— Exercise prompt —
Reproduce the records word for word, from their first line through the line containing "The V flow passages 30 is at (608, 752).", including that line.

— Dataset records —
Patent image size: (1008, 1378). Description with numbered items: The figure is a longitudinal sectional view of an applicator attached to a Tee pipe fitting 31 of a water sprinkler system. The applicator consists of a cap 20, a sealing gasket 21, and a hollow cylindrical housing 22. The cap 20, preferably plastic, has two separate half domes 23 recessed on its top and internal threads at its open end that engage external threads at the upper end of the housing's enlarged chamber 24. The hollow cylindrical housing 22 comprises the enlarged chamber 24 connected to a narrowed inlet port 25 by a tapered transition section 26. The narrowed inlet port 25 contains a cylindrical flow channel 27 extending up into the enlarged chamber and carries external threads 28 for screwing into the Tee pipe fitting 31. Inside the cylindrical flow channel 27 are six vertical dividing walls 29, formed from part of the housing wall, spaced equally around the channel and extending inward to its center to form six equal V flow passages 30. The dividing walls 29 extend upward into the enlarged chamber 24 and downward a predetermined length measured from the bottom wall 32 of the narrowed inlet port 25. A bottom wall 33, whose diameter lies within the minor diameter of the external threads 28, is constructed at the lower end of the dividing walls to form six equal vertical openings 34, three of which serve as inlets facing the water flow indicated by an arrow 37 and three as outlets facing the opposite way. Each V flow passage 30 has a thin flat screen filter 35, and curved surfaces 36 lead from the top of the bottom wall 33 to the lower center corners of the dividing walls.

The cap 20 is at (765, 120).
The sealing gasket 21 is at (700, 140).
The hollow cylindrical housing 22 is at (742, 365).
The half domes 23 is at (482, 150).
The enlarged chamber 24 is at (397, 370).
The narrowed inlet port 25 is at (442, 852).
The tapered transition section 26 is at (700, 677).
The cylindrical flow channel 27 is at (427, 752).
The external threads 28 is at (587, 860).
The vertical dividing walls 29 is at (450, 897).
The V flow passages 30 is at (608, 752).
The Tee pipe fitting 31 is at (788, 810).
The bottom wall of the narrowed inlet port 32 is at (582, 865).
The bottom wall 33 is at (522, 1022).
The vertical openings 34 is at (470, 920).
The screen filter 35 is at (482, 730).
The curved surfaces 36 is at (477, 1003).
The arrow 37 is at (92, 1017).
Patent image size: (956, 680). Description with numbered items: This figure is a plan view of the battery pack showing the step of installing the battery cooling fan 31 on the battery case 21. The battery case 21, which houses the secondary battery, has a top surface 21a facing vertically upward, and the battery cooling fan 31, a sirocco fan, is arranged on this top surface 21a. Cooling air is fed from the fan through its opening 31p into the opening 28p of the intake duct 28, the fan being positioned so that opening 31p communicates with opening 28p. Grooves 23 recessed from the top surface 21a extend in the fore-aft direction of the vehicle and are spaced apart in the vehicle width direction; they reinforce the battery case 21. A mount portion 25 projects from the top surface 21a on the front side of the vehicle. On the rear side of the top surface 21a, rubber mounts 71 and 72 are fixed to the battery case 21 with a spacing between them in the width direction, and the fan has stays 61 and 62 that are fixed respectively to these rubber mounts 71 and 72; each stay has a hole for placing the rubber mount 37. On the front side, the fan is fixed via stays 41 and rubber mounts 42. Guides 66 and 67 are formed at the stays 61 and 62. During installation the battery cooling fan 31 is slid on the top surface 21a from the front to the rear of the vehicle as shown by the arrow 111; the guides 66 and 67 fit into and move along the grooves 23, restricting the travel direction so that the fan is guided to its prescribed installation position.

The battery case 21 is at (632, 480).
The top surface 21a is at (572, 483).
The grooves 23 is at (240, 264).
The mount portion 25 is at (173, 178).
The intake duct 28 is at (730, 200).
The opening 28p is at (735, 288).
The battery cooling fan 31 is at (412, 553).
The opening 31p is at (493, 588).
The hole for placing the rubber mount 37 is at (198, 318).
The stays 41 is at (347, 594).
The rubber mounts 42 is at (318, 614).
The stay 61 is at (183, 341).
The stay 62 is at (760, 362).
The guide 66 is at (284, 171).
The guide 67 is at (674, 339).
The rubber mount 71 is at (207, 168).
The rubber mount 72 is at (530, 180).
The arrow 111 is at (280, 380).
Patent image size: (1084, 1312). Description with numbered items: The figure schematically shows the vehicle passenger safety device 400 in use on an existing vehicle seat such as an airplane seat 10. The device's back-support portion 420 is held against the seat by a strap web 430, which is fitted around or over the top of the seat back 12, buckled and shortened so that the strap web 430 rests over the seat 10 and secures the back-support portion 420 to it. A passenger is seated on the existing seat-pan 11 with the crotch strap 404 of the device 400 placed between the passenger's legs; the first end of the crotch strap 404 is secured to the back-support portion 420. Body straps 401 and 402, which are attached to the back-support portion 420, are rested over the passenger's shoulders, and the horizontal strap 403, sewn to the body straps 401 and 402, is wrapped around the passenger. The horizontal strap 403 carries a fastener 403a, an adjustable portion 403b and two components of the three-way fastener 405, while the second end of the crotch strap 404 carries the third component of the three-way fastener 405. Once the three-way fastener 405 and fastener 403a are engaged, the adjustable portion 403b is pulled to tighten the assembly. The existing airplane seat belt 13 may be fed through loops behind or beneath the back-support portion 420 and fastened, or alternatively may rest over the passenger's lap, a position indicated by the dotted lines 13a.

— Answer to this task —
Patent image size: (1008, 1378). Description with numbered items: The figure is a longitudinal sectional view of an applicator attached to a Tee pipe fitting 31 of a water sprinkler system. The applicator consists of a cap 20, a sealing gasket 21, and a hollow cylindrical housing 22. The cap 20, preferably plastic, has two separate half domes 23 recessed on its top and internal threads at its open end that engage external threads at the upper end of the housing's enlarged chamber 24. The hollow cylindrical housing 22 comprises the enlarged chamber 24 connected to a narrowed inlet port 25 by a tapered transition section 26. The narrowed inlet port 25 contains a cylindrical flow channel 27 extending up into the enlarged chamber and carries external threads 28 for screwing into the Tee pipe fitting 31. Inside the cylindrical flow channel 27 are six vertical dividing walls 29, formed from part of the housing wall, spaced equally around the channel and extending inward to its center to form six equal V flow passages 30. The dividing walls 29 extend upward into the enlarged chamber 24 and downward a predetermined length measured from the bottom wall 32 of the narrowed inlet port 25. A bottom wall 33, whose diameter lies within the minor diameter of the external threads 28, is constructed at the lower end of the dividing walls to form six equal vertical openings 34, three of which serve as inlets facing the water flow indicated by an arrow 37 and three as outlets facing the opposite way. Each V flow passage 30 has a thin flat screen filter 35, and curved surfaces 36 lead from the top of the bottom wall 33 to the lower center corners of the dividing walls.

The cap 20 is at (765, 120).
The sealing gasket 21 is at (700, 140).
The hollow cylindrical housing 22 is at (742, 365).
The half domes 23 is at (482, 150).
The enlarged chamber 24 is at (397, 370).
The narrowed inlet port 25 is at (442, 852).
The tapered transition section 26 is at (700, 677).
The cylindrical flow channel 27 is at (427, 752).
The external threads 28 is at (587, 860).
The vertical dividing walls 29 is at (450, 897).
The V flow passages 30 is at (608, 752).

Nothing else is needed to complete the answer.